Extracted data entries:
★ ★ ★ ★

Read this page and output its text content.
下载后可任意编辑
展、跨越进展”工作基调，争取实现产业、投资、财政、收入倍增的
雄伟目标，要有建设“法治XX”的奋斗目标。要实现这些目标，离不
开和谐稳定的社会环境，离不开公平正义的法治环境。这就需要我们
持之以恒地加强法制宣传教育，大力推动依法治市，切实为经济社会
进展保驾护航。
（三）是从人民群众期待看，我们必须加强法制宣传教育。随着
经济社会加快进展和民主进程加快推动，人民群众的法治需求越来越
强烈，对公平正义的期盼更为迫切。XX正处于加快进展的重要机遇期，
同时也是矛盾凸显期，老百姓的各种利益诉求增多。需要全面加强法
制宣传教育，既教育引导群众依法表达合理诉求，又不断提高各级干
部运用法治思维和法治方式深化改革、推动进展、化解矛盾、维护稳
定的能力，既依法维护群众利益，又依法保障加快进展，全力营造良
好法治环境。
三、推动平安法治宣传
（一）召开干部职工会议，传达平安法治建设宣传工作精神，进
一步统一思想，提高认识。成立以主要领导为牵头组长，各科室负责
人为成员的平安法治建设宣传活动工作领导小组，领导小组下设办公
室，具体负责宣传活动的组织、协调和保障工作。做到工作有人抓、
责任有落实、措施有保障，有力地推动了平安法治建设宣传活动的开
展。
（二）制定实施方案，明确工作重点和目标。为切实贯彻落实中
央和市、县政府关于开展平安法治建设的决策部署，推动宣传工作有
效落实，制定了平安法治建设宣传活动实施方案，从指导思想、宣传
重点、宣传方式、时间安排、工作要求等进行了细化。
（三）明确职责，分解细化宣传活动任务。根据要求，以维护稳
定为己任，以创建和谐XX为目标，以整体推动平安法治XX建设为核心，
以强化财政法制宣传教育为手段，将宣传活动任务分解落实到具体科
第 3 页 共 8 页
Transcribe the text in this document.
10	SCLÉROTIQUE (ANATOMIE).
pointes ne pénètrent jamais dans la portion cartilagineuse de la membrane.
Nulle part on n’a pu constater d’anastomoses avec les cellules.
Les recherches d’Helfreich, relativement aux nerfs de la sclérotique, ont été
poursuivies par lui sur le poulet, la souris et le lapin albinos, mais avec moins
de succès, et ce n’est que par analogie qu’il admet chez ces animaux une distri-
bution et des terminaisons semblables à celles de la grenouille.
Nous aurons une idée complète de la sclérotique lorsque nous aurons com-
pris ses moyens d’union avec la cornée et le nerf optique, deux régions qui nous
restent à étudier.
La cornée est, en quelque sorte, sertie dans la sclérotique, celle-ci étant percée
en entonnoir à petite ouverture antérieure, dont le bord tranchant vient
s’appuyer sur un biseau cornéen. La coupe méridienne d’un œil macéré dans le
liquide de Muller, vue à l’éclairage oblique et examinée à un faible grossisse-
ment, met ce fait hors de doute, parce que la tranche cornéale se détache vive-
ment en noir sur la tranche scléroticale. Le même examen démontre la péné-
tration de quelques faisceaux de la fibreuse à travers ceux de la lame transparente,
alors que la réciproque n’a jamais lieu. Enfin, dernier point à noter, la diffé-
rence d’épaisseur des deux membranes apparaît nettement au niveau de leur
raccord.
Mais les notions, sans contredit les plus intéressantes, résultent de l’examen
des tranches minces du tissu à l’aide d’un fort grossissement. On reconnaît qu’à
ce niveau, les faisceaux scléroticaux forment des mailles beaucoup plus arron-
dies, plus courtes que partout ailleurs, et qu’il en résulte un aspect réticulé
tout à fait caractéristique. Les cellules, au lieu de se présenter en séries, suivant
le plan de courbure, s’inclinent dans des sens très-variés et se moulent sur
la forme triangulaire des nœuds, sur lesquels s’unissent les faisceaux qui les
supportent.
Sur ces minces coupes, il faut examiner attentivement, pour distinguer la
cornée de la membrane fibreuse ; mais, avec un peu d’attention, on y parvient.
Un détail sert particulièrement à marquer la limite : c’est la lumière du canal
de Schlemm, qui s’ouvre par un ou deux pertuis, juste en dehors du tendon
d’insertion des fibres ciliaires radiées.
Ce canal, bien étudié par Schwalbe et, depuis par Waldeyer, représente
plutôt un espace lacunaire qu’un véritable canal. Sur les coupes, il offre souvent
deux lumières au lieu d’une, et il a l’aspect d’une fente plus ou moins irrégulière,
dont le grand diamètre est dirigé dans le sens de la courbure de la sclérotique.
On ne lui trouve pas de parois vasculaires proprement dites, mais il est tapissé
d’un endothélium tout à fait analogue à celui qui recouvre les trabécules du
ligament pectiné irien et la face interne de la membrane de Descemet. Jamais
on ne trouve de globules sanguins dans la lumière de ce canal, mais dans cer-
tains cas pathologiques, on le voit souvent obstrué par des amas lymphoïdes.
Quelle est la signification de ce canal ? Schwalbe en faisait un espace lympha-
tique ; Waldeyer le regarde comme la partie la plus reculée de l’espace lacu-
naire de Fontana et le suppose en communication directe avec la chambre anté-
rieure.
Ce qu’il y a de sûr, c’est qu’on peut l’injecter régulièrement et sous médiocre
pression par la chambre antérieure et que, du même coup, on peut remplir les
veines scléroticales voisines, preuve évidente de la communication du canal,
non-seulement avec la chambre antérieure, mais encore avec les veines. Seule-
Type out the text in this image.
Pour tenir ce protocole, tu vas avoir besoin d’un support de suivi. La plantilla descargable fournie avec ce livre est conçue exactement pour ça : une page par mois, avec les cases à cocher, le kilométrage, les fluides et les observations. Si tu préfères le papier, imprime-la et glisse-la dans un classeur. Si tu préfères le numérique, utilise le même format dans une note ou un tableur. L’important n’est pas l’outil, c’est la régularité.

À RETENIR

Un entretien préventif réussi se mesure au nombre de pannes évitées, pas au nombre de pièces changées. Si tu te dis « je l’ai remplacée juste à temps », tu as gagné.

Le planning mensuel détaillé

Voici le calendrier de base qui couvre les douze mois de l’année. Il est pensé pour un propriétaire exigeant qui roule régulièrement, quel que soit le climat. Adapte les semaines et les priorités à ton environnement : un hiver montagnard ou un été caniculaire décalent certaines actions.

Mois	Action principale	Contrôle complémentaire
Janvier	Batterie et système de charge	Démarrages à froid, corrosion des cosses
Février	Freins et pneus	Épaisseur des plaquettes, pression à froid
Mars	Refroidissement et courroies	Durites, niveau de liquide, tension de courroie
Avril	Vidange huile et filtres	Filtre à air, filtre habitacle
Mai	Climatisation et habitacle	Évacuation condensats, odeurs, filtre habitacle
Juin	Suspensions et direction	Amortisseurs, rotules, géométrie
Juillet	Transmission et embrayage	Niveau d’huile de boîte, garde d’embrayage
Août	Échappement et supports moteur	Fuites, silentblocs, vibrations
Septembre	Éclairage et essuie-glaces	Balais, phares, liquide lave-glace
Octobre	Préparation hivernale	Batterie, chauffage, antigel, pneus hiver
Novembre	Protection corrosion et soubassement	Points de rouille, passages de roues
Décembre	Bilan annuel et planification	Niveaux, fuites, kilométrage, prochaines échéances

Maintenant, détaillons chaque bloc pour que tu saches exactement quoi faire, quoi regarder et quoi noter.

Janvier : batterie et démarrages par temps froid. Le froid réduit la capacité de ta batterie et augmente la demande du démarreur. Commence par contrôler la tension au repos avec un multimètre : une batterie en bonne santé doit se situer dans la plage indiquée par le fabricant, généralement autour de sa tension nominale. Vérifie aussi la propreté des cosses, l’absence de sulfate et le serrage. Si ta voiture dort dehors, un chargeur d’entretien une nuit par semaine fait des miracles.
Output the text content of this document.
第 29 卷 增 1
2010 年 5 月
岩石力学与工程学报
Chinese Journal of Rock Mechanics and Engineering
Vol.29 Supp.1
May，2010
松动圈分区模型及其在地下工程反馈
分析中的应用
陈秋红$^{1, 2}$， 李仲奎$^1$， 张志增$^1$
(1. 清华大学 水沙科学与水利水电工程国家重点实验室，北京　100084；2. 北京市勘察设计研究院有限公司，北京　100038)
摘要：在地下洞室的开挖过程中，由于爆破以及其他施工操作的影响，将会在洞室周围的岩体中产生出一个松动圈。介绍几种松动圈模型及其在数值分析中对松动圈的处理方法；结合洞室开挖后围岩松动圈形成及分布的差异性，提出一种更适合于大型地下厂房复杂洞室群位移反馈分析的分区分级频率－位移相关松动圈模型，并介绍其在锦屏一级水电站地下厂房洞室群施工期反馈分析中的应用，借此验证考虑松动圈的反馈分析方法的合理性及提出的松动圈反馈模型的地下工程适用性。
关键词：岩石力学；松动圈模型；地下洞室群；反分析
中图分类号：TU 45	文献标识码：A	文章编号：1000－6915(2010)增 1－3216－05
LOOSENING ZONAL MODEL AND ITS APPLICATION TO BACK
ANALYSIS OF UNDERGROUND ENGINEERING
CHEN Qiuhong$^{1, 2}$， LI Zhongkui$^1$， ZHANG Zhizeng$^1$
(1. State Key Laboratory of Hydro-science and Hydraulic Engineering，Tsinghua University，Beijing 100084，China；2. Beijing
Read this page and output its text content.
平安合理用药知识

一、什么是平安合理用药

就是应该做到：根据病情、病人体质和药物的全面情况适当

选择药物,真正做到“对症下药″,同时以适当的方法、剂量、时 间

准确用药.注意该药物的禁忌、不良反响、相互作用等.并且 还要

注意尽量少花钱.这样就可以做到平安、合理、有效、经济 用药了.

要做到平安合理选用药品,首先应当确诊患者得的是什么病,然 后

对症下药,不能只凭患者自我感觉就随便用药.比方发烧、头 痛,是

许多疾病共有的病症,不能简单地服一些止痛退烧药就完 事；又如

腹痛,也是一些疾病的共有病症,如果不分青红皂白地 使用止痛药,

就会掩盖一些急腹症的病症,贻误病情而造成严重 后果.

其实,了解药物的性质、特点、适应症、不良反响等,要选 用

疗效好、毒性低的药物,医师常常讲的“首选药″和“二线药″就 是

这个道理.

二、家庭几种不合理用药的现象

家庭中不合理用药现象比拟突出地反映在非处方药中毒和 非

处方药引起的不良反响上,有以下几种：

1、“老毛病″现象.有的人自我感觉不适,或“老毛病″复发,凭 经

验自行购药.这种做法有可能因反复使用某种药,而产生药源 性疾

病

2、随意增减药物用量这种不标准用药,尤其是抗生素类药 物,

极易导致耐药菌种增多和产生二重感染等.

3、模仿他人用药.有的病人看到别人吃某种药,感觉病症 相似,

★ ★ ★ ★

Goal of the exercise =
Where a line holds "cosses", copy that line.

Final result =
Janvier	Batterie et système de charge	Démarrages à froid, corrosion des cosses
Janvier : batterie et démarrages par temps froid. Le froid réduit la capacité de ta batterie et augmente la demande du démarreur. Commence par contrôler la tension au repos avec un multimètre : une batterie en bonne santé doit se situer dans la plage indiquée par le fabricant, généralement autour de sa tension nominale. Vérifie aussi la propreté des cosses, l’absence de sulfate et le serrage. Si ta voiture dort dehors, un chargeur d’entretien une nuit par semaine fait des miracles.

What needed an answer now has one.